Count, in the entries, the lines with "подъема". Answer with the number only.

'''

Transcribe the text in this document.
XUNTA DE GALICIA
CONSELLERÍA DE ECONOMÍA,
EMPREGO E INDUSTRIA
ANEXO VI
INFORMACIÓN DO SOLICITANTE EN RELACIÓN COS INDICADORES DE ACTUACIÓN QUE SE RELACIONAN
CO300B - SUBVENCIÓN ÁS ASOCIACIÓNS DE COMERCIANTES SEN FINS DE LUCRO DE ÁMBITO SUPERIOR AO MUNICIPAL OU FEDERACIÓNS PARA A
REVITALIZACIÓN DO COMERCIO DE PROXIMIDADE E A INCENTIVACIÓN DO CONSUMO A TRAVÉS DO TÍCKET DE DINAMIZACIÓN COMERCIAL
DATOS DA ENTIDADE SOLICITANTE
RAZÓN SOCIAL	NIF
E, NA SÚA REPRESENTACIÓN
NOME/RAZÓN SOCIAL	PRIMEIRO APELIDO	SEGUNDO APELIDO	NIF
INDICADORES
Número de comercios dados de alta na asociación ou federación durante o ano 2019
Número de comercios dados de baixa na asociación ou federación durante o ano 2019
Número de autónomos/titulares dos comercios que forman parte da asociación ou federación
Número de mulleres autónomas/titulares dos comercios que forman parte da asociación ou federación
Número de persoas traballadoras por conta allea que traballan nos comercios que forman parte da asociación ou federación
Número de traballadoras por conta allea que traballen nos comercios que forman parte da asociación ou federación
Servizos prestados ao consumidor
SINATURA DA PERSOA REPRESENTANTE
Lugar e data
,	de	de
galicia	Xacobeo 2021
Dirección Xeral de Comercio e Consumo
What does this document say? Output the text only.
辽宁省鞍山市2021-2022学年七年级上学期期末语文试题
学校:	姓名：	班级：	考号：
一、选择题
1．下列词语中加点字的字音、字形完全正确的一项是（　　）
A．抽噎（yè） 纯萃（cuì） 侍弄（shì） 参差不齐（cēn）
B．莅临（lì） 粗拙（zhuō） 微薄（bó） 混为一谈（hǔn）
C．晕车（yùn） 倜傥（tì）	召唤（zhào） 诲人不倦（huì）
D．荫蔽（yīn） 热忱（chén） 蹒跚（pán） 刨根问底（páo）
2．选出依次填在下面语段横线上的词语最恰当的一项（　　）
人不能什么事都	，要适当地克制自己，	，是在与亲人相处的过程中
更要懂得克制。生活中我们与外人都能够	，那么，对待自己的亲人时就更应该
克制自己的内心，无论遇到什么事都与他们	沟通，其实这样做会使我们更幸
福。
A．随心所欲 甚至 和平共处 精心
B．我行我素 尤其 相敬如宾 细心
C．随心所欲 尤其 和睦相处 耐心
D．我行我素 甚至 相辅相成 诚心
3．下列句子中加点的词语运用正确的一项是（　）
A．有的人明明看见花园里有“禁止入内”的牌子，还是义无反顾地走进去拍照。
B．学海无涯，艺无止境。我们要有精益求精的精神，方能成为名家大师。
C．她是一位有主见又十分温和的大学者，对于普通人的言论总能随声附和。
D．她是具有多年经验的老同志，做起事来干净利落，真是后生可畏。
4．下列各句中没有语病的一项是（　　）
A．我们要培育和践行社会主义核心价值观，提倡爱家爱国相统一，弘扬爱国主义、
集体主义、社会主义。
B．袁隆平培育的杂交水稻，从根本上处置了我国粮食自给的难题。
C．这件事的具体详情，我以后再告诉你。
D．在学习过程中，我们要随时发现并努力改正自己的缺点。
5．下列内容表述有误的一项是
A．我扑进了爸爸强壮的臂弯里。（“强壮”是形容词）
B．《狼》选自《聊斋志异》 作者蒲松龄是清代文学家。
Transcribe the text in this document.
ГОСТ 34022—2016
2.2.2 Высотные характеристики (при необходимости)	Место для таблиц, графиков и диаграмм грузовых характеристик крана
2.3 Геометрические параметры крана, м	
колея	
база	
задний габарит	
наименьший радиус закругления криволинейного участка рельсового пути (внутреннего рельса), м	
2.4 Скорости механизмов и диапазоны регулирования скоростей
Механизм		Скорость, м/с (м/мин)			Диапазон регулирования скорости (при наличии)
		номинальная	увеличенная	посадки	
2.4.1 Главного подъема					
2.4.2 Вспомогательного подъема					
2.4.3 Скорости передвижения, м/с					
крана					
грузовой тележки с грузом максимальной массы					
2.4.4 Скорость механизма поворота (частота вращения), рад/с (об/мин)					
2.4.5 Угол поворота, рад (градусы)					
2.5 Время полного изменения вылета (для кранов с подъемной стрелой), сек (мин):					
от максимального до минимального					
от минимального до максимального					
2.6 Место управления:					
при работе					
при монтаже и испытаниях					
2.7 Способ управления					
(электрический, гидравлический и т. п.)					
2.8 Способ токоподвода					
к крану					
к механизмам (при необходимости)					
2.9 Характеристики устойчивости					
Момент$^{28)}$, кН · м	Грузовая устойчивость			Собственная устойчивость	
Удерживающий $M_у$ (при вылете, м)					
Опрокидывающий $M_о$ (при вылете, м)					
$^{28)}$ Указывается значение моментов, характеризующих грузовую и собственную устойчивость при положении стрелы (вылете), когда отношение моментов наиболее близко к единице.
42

'''

■ RESULT OF THE EXERCISE
2